Your goal:
Go through the entries and say how many lines contain the string "Average". The number is the whole answer.

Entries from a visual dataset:
######
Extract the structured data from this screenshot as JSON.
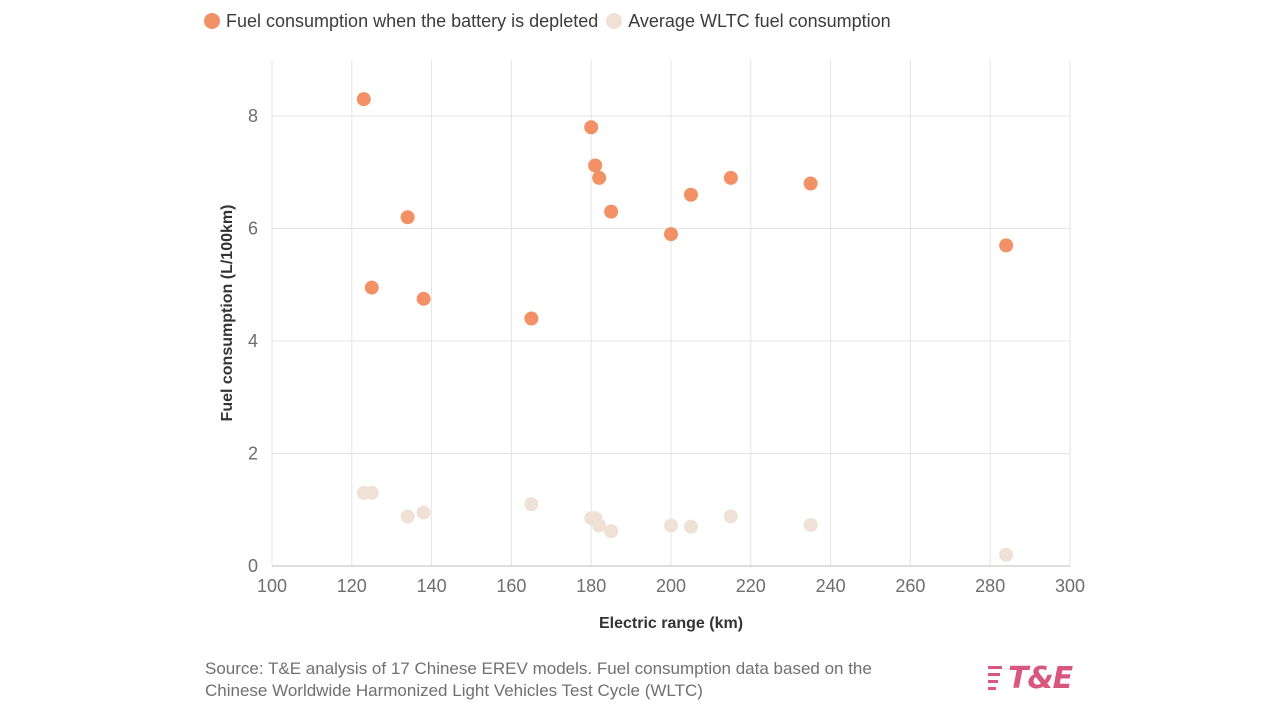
{
  "legend": [
    {
      "label": "Fuel consumption when the battery is depleted",
      "color": "#f29066"
    },
    {
      "label": "Average WLTC fuel consumption",
      "color": "#efe1d5"
    }
  ],
  "chart_data": {
    "type": "scatter",
    "xlabel": "Electric range (km)",
    "ylabel": "Fuel consumption (L/100km)",
    "xlim": [
      100,
      300
    ],
    "ylim": [
      0,
      9
    ],
    "xticks": [
      100,
      120,
      140,
      160,
      180,
      200,
      220,
      240,
      260,
      280,
      300
    ],
    "yticks": [
      0,
      2,
      4,
      6,
      8
    ],
    "grid": true,
    "legend_position": "top-left",
    "series": [
      {
        "name": "Fuel consumption when the battery is depleted",
        "color": "#f29066",
        "points": [
          {
            "x": 123,
            "y": 8.3
          },
          {
            "x": 125,
            "y": 4.95
          },
          {
            "x": 134,
            "y": 6.2
          },
          {
            "x": 138,
            "y": 4.75
          },
          {
            "x": 165,
            "y": 4.4
          },
          {
            "x": 180,
            "y": 7.8
          },
          {
            "x": 181,
            "y": 7.12
          },
          {
            "x": 182,
            "y": 6.9
          },
          {
            "x": 185,
            "y": 6.3
          },
          {
            "x": 200,
            "y": 5.9
          },
          {
            "x": 205,
            "y": 6.6
          },
          {
            "x": 215,
            "y": 6.9
          },
          {
            "x": 235,
            "y": 6.8
          },
          {
            "x": 284,
            "y": 5.7
          }
        ]
      },
      {
        "name": "Average WLTC fuel consumption",
        "color": "#efe1d5",
        "points": [
          {
            "x": 123,
            "y": 1.3
          },
          {
            "x": 125,
            "y": 1.3
          },
          {
            "x": 134,
            "y": 0.88
          },
          {
            "x": 138,
            "y": 0.95
          },
          {
            "x": 165,
            "y": 1.1
          },
          {
            "x": 180,
            "y": 0.85
          },
          {
            "x": 181,
            "y": 0.85
          },
          {
            "x": 182,
            "y": 0.72
          },
          {
            "x": 185,
            "y": 0.62
          },
          {
            "x": 200,
            "y": 0.72
          },
          {
            "x": 205,
            "y": 0.7
          },
          {
            "x": 215,
            "y": 0.88
          },
          {
            "x": 235,
            "y": 0.73
          },
          {
            "x": 284,
            "y": 0.2
          }
        ]
      }
    ]
  },
  "footer": {
    "source_line1": "Source: T&E analysis of 17 Chinese EREV models. Fuel consumption data based on the",
    "source_line2": "Chinese Worldwide Harmonized Light Vehicles Test Cycle (WLTC)"
  },
  "logo": {
    "text": "T&E",
    "color": "#d8577e"
  }
}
######
Task response:
2